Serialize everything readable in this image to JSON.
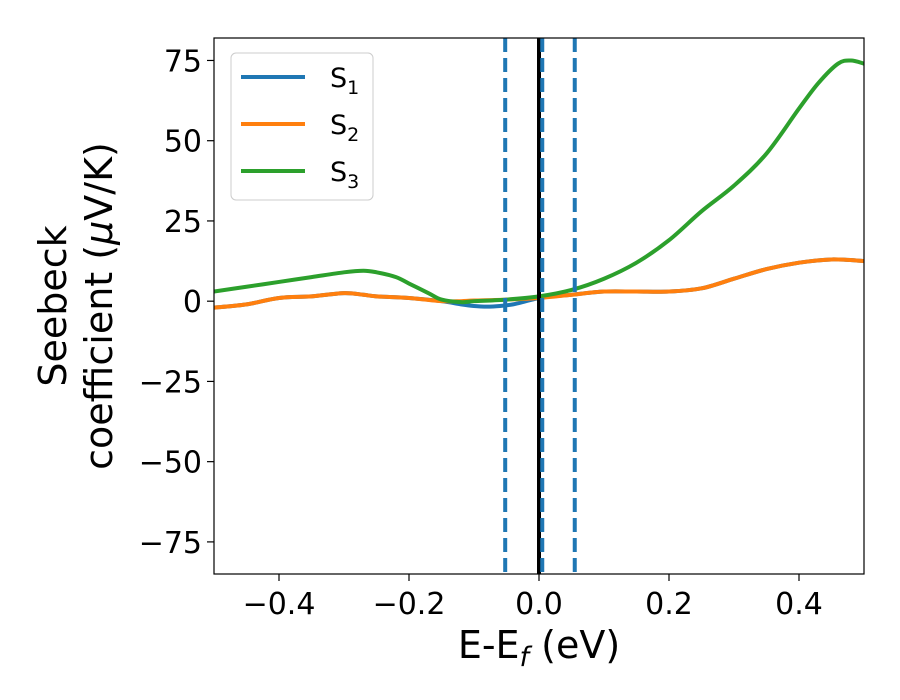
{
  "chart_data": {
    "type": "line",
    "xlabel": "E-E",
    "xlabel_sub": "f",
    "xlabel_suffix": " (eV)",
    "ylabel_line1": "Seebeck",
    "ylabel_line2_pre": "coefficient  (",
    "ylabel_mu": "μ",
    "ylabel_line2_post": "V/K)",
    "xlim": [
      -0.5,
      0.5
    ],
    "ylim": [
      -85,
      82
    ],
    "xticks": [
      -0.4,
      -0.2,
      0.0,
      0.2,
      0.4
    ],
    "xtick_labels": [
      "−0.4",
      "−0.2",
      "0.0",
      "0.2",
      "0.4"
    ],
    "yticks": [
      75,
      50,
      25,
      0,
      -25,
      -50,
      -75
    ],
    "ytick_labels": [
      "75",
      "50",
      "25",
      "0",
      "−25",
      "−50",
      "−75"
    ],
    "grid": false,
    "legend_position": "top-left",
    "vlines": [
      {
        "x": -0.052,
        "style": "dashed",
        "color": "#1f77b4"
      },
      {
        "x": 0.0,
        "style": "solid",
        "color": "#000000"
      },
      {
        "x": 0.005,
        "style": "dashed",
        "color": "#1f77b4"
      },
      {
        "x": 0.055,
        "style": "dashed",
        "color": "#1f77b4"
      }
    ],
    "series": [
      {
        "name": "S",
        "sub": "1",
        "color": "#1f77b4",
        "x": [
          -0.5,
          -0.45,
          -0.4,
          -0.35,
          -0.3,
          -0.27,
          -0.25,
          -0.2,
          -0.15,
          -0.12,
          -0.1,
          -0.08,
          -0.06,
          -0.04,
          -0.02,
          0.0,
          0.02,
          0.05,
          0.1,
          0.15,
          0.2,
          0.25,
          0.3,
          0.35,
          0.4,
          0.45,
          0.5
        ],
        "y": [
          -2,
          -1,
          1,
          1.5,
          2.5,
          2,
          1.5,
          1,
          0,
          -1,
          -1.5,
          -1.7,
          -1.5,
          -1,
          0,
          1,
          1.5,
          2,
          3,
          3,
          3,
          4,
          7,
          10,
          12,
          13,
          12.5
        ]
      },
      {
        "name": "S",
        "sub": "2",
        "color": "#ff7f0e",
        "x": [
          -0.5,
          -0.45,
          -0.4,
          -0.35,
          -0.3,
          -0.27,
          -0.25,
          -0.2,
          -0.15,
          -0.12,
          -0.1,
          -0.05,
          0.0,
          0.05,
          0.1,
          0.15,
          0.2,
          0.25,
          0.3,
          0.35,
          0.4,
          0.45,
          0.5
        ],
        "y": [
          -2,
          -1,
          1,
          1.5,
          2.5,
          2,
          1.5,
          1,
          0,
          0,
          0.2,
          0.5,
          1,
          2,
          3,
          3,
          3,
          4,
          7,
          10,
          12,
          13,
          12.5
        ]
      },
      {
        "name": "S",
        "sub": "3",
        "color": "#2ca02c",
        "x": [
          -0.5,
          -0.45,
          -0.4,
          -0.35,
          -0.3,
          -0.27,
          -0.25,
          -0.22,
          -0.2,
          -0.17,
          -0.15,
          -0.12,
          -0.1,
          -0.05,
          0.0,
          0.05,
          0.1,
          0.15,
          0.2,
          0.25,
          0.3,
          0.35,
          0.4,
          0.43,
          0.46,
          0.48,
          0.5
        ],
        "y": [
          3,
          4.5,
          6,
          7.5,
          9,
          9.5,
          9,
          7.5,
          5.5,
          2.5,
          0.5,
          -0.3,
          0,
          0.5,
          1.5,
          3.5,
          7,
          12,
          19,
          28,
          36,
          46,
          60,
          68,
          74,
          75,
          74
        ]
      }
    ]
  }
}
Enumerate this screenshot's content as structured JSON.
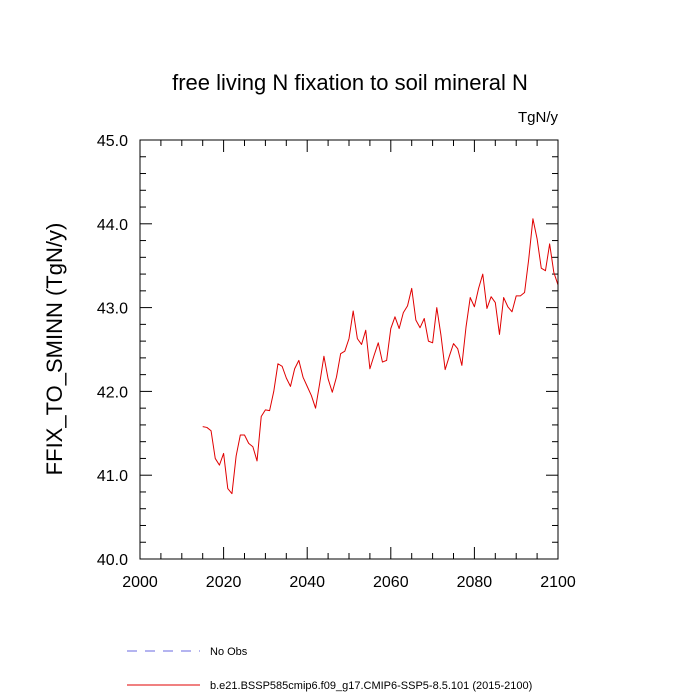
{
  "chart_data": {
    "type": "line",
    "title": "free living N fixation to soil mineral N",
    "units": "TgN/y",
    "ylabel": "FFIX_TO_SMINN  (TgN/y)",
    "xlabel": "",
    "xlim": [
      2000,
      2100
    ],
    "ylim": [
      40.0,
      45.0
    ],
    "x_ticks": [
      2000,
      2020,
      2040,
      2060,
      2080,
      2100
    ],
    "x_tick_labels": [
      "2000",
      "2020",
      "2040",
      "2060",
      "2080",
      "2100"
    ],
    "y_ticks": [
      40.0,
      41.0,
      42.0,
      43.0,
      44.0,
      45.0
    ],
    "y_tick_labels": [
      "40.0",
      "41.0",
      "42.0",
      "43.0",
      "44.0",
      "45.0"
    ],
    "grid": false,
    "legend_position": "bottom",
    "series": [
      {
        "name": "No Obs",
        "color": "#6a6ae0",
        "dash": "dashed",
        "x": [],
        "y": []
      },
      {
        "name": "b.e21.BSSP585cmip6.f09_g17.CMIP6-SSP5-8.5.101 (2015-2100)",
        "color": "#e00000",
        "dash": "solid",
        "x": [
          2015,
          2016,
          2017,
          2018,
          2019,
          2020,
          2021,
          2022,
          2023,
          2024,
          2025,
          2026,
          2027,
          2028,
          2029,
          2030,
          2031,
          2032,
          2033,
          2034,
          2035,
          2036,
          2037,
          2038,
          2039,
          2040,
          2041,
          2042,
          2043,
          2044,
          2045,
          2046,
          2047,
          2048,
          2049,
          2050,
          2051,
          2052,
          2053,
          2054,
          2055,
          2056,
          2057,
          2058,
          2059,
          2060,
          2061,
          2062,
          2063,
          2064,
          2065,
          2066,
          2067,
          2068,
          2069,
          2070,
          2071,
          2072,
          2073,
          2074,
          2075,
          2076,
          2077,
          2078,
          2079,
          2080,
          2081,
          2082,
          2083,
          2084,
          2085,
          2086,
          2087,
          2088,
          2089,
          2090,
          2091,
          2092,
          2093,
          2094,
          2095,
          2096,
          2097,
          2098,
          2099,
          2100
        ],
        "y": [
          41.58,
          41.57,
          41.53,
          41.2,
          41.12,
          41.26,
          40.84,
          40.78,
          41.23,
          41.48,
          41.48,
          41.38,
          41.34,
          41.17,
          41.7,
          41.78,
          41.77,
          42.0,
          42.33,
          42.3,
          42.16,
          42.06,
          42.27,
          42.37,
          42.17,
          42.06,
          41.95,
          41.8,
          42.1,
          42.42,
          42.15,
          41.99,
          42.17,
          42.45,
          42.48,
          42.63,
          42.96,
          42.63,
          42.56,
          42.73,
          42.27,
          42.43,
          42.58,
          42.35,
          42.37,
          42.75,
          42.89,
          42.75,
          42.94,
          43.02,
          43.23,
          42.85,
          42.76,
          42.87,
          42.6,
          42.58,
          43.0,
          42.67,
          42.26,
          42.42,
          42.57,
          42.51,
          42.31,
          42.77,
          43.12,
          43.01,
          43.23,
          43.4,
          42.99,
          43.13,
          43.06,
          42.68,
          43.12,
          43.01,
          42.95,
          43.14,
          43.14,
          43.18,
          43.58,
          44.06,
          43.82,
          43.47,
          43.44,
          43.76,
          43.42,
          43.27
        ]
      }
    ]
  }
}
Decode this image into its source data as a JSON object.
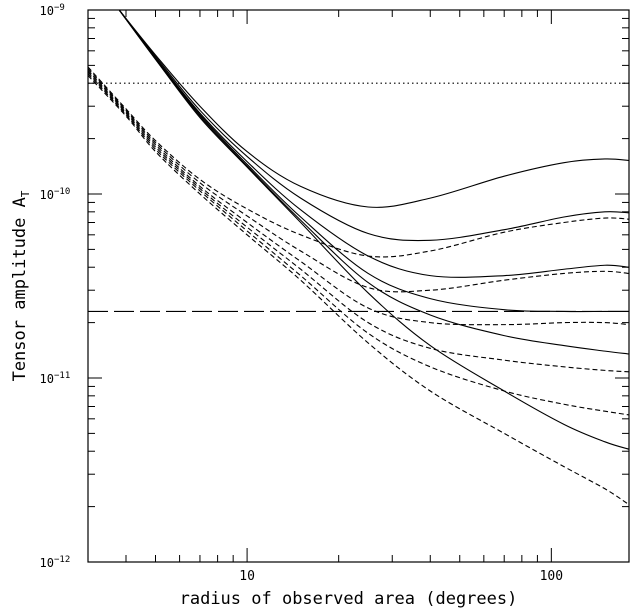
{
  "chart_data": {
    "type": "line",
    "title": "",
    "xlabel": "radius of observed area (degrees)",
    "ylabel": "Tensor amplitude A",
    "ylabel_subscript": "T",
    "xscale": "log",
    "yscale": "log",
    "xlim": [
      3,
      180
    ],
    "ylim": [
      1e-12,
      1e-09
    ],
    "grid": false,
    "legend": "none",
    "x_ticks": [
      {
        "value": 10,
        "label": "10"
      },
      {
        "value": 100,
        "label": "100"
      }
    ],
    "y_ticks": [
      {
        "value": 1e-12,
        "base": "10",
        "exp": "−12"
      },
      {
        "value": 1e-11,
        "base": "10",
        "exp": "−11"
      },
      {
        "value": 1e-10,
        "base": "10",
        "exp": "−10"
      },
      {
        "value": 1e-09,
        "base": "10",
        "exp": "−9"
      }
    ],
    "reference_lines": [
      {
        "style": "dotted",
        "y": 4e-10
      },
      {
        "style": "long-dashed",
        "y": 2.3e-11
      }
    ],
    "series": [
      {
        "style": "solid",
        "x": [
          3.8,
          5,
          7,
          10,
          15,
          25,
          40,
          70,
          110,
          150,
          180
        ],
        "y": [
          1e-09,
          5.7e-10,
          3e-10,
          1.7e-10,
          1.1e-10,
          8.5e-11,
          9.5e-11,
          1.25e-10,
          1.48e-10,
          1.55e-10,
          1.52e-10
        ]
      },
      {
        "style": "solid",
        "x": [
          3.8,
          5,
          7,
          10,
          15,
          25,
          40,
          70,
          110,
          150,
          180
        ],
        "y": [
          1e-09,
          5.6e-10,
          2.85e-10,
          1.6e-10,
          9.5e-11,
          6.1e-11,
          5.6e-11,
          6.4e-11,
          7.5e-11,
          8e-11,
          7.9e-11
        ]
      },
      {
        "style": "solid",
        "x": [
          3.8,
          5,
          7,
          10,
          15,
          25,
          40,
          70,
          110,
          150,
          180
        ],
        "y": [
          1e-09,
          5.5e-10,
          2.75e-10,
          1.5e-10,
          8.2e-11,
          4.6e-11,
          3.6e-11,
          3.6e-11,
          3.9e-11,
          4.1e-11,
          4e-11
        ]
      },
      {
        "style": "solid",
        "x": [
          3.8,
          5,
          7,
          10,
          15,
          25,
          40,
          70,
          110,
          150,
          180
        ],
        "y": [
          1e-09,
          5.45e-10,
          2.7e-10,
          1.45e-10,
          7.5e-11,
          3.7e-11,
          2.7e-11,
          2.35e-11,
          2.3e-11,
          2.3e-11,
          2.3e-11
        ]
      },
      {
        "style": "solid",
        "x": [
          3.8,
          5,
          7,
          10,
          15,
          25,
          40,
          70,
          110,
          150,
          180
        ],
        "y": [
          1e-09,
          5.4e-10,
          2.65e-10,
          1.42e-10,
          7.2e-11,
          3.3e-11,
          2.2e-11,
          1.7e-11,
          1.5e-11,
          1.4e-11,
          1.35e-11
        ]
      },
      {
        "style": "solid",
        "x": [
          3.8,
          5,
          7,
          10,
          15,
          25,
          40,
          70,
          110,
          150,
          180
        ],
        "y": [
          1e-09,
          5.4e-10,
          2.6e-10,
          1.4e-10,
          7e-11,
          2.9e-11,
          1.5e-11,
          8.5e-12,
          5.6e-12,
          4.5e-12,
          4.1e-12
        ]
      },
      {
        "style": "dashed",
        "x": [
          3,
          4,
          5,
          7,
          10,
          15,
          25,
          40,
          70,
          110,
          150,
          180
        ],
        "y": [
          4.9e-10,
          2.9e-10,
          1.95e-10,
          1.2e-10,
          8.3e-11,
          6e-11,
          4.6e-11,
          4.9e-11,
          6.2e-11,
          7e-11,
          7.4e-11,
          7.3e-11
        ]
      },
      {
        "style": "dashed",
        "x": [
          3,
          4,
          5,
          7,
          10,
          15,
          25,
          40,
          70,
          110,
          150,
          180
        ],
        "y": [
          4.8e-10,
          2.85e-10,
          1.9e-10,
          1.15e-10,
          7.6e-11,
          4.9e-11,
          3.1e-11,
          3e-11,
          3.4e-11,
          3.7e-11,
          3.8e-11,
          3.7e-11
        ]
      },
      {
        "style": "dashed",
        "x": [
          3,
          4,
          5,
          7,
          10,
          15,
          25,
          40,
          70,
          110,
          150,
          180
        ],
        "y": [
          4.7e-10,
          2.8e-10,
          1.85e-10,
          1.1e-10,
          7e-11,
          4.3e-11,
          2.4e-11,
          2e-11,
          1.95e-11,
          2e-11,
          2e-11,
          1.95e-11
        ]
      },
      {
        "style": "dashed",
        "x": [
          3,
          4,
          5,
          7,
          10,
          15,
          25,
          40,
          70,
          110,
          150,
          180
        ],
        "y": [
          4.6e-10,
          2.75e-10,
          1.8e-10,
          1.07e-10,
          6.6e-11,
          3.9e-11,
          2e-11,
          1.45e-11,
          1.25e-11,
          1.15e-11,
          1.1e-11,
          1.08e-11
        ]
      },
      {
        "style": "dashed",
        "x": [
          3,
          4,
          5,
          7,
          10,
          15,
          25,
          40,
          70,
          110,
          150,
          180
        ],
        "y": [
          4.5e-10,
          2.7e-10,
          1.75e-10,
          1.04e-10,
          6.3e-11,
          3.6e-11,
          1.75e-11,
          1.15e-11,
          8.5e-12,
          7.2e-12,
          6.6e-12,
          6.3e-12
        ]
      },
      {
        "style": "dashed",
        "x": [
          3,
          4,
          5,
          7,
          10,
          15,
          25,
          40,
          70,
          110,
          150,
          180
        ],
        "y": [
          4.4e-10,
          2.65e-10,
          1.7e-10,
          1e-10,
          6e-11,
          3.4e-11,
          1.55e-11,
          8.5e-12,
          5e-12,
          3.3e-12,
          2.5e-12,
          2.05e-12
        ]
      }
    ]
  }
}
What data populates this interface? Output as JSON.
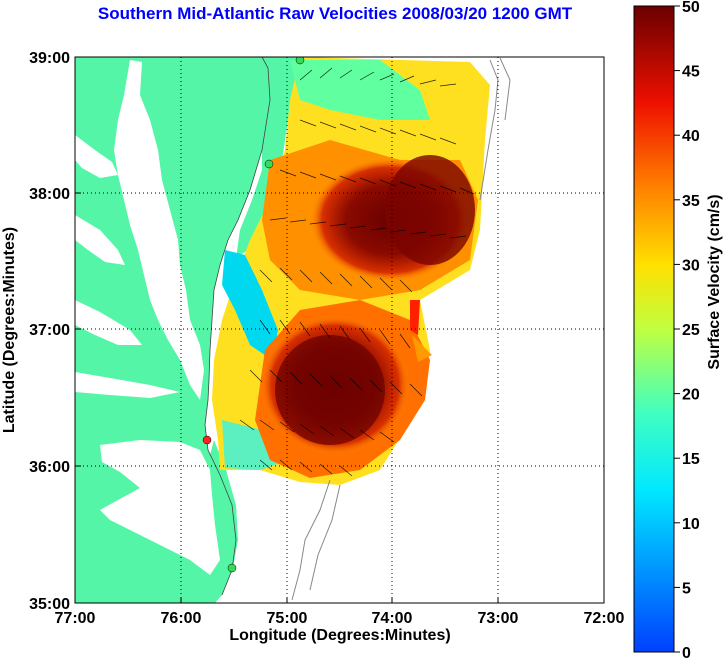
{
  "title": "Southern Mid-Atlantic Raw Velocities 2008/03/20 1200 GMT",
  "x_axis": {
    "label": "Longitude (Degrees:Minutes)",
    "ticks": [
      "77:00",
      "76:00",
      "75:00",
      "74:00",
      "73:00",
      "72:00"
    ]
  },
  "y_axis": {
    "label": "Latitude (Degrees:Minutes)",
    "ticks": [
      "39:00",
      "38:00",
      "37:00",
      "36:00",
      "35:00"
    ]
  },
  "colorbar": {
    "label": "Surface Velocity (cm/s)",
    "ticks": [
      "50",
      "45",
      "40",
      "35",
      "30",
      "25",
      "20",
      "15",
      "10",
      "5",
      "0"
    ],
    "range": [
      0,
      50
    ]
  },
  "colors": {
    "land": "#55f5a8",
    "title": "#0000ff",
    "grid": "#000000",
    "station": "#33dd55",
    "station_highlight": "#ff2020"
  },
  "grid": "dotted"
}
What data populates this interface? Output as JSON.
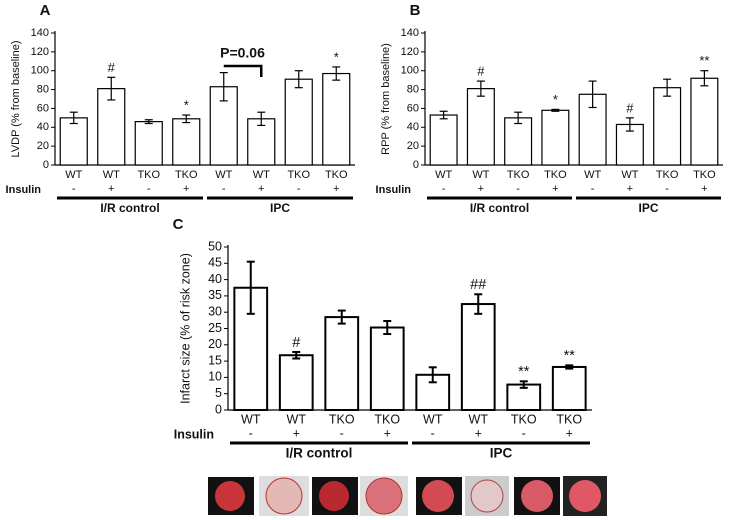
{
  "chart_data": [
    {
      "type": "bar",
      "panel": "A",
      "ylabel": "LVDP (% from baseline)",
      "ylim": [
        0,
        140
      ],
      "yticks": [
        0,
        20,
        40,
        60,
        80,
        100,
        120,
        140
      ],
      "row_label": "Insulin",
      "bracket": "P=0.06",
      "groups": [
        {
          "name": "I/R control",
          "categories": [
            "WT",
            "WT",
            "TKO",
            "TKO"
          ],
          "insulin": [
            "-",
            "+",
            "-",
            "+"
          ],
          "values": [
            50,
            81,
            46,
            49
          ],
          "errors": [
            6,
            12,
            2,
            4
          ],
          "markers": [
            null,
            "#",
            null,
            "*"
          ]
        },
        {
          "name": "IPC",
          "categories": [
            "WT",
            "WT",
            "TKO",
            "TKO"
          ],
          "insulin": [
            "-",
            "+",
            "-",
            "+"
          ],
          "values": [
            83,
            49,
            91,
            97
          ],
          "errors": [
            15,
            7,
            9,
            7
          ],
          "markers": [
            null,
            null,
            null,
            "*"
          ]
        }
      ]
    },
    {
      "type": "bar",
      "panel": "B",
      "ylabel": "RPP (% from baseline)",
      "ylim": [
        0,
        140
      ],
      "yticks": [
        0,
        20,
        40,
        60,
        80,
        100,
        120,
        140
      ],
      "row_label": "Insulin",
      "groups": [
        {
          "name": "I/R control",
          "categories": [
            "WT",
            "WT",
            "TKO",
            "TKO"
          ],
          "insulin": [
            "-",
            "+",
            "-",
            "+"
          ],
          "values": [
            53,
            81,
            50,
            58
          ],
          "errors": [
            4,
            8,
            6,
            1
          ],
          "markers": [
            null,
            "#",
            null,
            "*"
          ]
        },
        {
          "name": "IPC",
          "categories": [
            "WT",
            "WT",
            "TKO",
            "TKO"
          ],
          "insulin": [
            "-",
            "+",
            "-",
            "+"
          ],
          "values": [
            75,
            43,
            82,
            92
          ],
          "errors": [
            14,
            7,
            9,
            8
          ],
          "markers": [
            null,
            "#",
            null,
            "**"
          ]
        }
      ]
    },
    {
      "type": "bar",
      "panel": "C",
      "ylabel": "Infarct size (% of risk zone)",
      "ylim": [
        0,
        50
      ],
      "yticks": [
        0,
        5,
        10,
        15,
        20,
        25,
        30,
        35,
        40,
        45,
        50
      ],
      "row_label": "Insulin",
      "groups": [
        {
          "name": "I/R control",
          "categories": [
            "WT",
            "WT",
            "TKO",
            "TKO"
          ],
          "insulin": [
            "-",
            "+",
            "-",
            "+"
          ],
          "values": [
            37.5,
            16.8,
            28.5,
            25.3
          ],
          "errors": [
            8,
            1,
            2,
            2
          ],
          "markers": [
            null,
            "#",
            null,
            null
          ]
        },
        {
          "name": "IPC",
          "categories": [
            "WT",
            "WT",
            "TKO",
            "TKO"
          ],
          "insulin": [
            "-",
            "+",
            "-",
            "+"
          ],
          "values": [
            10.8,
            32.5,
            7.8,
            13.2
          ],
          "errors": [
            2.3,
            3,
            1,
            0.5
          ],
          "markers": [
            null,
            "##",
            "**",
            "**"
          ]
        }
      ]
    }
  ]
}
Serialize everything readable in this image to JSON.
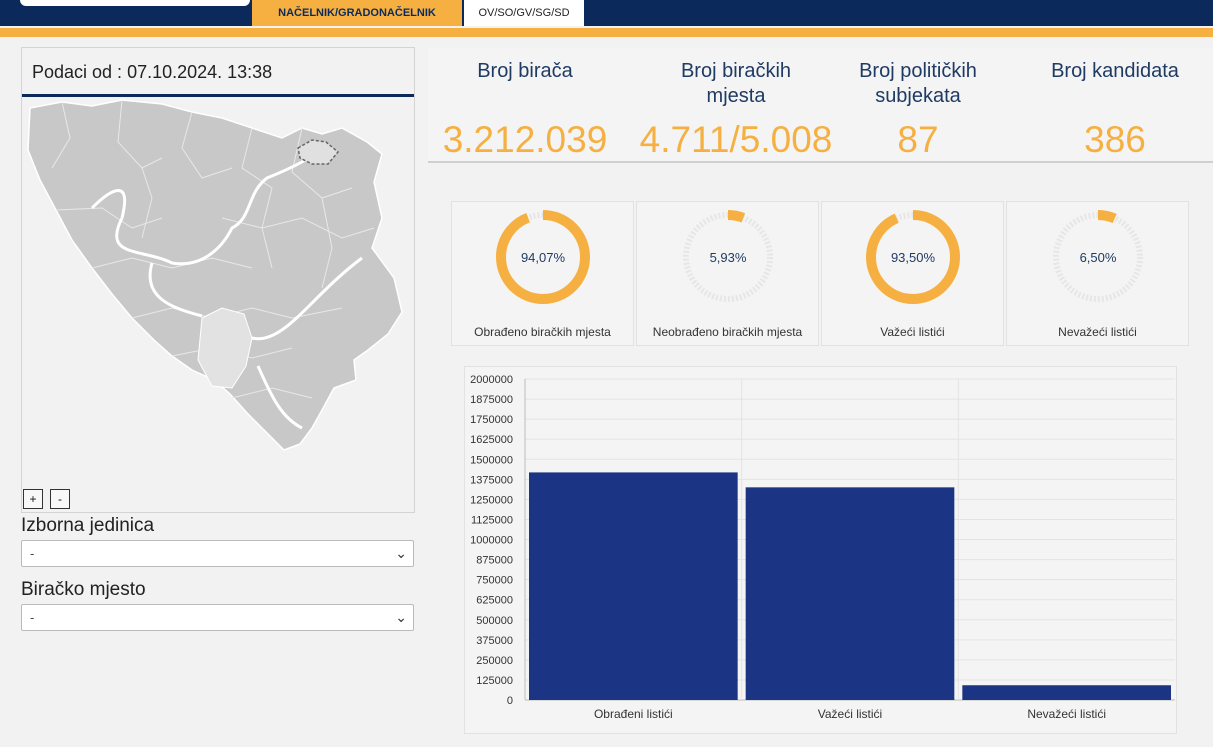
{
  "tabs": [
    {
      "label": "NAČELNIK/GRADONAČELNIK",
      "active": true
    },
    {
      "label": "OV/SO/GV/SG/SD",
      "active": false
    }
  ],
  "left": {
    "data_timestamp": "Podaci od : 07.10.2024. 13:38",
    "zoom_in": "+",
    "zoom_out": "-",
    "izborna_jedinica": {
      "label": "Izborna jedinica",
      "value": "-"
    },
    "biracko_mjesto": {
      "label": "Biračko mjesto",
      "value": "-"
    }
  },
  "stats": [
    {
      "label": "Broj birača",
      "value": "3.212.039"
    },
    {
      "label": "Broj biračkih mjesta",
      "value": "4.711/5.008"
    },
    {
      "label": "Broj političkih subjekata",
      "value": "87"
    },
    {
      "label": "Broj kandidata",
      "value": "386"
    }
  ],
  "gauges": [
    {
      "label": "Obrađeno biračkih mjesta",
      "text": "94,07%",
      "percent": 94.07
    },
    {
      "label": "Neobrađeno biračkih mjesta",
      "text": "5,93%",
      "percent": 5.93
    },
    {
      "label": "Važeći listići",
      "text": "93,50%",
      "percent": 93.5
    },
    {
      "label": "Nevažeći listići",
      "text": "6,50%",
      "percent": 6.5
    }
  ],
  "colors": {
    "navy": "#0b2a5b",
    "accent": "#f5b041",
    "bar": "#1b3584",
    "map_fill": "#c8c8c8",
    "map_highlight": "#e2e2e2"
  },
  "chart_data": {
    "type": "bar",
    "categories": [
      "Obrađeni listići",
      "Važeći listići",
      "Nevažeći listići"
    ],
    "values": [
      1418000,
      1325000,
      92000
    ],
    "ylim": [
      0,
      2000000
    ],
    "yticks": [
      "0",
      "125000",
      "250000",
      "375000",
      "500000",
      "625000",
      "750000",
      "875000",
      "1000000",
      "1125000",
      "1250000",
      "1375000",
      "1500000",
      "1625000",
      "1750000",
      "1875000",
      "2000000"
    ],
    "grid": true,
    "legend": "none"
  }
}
· · · ·
The problem:
Which lines of the data include "title"? Copy each of them.

Exercise solution:
    "title": "free living N fixation to soil mineral N",
    "title": "",
  "title": "Southern Mid-Atlantic Raw Velocities 2008/03/20 1200 GMT",
    "title": "#0000ff",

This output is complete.